#### [Source text]
## Begin

[PATCH] MAINTAINERS: Add Helge as fbdev maintainer

Thomas Zimmermann tzimmermann at suse.de
Mon Jan 17 13:51:07 UTC 2022


Hi

Am 17.01.22 um 14:29 schrieb Geert Uytterhoeven:
> Hi Gerd,
> 
> On Mon, Jan 17, 2022 at 1:57 PM Gerd Hoffmann <kraxel at redhat.com> wrote:
>>> b) to include new drivers (for old hardware) if they arrive (probably happens rarely but there can be).
>>>     I know of at least one driver which won't be able to support DRM....
>>
>> Hmm?  I seriously doubt that.  There is always the option to use a
>> shadow framebuffer, then convert from standard drm formats to whatever
>> esoteric pixel format your hardware expects.
>>
>> Been there, done that.  Have a look at the cirrus driver.  The physical
>> hardware was designed in the early 90-ies, almost 30 years ago.  These
>> days it exists in virtual form only (qemu emulates it).  Thanks to the
>> drm driver it runs wayland just fine even though it has a bunch of
>> constrains dictated by the hardware design.
> 
> The Cirrus DRM driver supports TrueColor (RGB565/888 and ARGB8888)
> modes only.  The Cirrus fbdev driver also supports mochrome and 256
> color modes.
> 
> There exist some DRM drivers that do support DRM_FORMAT_C8, but none of
> the "tiny" ones do. Same for DRM_FORMAT_RGB{332,233}.  Using a shadow
> frame buffer to convert from truecolor to 256 colors would be doable,
> but would give bad results. And what about less colors?
> Adding support for e.g. DRM_FORMAT_C4 is not straight-forward, as
> the DRM core assumes in many places that a pixel is at least 1 byte,
> and would crash otherwise (yes I tried).  Other modes needed are
> DRM_FORMAT_Y4 and DRM_FORMAT_{BW,WB} (monochrome).

## End

#### [List of tasks]
1: Set down the passage of the mailing list message from "[PATCH] MAINTAINERS: Add" up to and including "there can be).".
2: According to the mailing list message, which modes does the Cirrus DRM driver support?
3: List every identifier beginning with "DRM_FORMAT_" that the mailing list message names.
The entries can be left aside.

[Element location data]
## Begin

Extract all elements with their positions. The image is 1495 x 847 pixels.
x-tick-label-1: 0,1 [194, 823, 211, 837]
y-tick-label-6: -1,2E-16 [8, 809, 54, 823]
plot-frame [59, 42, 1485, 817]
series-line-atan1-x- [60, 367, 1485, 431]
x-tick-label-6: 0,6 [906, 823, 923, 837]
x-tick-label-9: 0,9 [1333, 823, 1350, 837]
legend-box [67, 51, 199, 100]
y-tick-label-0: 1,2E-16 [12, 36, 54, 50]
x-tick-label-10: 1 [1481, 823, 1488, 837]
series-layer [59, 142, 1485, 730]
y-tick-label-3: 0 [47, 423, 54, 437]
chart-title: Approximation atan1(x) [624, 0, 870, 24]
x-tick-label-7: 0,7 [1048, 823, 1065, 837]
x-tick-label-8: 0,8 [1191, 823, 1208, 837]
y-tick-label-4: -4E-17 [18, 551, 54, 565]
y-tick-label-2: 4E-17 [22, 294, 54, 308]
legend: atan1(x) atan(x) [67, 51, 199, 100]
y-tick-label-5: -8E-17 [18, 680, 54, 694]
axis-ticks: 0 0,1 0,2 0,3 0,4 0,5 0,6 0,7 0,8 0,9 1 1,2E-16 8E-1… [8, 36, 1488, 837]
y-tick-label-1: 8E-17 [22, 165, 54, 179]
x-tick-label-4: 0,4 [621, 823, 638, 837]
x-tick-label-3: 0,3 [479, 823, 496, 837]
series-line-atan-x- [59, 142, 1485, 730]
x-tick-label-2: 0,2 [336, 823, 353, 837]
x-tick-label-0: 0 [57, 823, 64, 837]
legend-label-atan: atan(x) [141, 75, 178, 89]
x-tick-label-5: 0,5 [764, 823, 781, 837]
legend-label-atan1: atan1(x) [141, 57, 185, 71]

## End

#### [Expected outputs]
1:
[PATCH] MAINTAINERS: Add Helge as fbdev maintainer

Thomas Zimmermann tzimmermann at suse.de
Mon Jan 17 13:51:07 UTC 2022


Hi

Am 17.01.22 um 14:29 schrieb Geert Uytterhoeven:
> Hi Gerd,
> 
> On Mon, Jan 17, 2022 at 1:57 PM Gerd Hoffmann <kraxel at redhat.com> wrote:
>>> b) to include new drivers (for old hardware) if they arrive (probably happens rarely but there can be).

2: Only TrueColor modes (RGB565/888 and ARGB8888).

3:
DRM_FORMAT_C8
DRM_FORMAT_RGB{332,233}
DRM_FORMAT_C4
DRM_FORMAT_Y4
DRM_FORMAT_{BW,WB}